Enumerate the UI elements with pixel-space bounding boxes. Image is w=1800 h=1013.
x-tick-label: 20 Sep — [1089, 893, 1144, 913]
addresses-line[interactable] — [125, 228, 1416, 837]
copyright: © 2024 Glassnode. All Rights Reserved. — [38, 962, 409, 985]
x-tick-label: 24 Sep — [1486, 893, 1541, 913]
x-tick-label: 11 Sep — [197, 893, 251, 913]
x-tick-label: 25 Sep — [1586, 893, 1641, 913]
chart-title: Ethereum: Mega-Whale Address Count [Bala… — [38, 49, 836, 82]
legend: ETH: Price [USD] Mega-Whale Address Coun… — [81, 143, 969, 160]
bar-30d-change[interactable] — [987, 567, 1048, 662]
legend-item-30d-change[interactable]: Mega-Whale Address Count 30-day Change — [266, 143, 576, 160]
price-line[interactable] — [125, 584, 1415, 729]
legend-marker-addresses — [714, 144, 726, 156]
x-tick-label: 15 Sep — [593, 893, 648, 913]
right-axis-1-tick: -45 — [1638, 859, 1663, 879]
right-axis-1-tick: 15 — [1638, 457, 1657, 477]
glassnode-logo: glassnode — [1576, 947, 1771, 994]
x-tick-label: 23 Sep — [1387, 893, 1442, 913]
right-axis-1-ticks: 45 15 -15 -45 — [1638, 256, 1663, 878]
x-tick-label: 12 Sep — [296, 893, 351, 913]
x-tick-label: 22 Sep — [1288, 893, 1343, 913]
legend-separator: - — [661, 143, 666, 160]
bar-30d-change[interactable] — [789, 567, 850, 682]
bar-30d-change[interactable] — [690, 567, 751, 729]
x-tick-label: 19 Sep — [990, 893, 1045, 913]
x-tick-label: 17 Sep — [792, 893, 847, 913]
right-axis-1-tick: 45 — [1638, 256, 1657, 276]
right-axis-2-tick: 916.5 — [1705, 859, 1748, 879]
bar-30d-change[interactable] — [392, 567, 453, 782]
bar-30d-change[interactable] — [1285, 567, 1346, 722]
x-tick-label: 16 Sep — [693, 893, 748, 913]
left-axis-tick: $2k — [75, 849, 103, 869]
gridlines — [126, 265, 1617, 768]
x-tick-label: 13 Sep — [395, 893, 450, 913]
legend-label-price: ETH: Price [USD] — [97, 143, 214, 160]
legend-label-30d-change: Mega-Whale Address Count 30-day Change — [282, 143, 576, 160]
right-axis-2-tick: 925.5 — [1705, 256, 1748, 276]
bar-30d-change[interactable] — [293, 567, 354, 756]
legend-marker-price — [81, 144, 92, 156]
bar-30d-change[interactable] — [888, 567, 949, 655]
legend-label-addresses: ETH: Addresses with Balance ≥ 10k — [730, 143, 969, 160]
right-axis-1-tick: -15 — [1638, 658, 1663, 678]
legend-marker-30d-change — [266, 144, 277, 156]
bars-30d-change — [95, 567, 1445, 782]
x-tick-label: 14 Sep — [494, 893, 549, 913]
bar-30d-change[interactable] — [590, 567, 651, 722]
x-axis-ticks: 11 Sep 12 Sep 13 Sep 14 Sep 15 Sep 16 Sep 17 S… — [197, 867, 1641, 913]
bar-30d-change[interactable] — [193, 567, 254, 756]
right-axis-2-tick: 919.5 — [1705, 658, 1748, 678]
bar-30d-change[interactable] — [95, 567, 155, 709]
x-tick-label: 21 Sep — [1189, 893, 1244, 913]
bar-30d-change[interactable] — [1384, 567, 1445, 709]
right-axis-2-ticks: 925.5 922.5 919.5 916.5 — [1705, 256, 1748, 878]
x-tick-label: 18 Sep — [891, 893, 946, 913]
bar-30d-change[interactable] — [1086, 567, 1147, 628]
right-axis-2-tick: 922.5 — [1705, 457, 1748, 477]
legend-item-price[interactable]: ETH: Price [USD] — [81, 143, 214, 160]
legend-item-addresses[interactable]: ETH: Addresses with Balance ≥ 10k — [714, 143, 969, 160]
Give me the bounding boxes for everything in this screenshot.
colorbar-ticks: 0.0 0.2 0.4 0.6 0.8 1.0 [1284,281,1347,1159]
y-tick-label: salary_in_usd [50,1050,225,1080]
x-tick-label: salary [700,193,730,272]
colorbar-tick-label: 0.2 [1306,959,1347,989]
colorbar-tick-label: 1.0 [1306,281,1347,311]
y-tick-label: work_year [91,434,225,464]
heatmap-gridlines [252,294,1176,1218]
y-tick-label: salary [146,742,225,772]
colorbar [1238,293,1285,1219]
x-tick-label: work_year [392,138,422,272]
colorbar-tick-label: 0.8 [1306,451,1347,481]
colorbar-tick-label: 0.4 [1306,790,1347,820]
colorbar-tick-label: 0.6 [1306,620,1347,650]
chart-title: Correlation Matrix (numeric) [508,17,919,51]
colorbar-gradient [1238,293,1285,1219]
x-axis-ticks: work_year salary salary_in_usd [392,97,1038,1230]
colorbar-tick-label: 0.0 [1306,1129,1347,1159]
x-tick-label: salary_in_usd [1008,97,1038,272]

★ ★ ★ ★ ★

Render the rows from the start through the line containing "x-tick-label: 25 Sep — [1586, 893, 1641, 913]" as a JSON list of strings, one string per line, with blank lines left out.

[
  "Enumerate the UI elements with pixel-space bounding boxes. Image is w=1800 h=1013.",
  "x-tick-label: 20 Sep — [1089, 893, 1144, 913]",
  "addresses-line[interactable] — [125, 228, 1416, 837]",
  "copyright: © 2024 Glassnode. All Rights Reserved. — [38, 962, 409, 985]",
  "x-tick-label: 24 Sep — [1486, 893, 1541, 913]",
  "x-tick-label: 11 Sep — [197, 893, 251, 913]",
  "x-tick-label: 25 Sep — [1586, 893, 1641, 913]"
]